(Prompt)
Exact repetition is required: reproduce every line of the data.
-------- Records to use --------
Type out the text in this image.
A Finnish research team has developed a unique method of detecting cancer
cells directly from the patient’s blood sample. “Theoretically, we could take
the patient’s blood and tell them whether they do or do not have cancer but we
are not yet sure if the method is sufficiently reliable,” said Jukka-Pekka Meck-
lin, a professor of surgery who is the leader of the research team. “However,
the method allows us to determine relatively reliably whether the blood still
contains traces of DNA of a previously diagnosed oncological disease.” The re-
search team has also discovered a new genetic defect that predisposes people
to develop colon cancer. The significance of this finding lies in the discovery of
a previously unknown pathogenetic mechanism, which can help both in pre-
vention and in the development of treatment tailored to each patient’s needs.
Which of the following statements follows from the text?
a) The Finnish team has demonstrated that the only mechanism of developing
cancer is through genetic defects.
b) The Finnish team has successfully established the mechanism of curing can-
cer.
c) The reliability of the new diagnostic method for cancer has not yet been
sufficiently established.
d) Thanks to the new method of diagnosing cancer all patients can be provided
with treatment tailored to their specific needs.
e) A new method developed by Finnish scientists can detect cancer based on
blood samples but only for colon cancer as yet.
--------
(Exercise response)
Type out the text in this image.
A Finnish research team has developed a unique method of detecting cancer
cells directly from the patient’s blood sample. “Theoretically, we could take
the patient’s blood and tell them whether they do or do not have cancer but we
are not yet sure if the method is sufficiently reliable,” said Jukka-Pekka Meck-
lin, a professor of surgery who is the leader of the research team. “However,
the method allows us to determine relatively reliably whether the blood still
contains traces of DNA of a previously diagnosed oncological disease.” The re-
search team has also discovered a new genetic defect that predisposes people
to develop colon cancer. The significance of this finding lies in the discovery of
a previously unknown pathogenetic mechanism, which can help both in pre-
vention and in the development of treatment tailored to each patient’s needs.
Which of the following statements follows from the text?
a) The Finnish team has demonstrated that the only mechanism of developing
cancer is through genetic defects.
b) The Finnish team has successfully established the mechanism of curing can-
cer.
c) The reliability of the new diagnostic method for cancer has not yet been
sufficiently established.
d) Thanks to the new method of diagnosing cancer all patients can be provided
with treatment tailored to their specific needs.
e) A new method developed by Finnish scientists can detect cancer based on
blood samples but only for colon cancer as yet.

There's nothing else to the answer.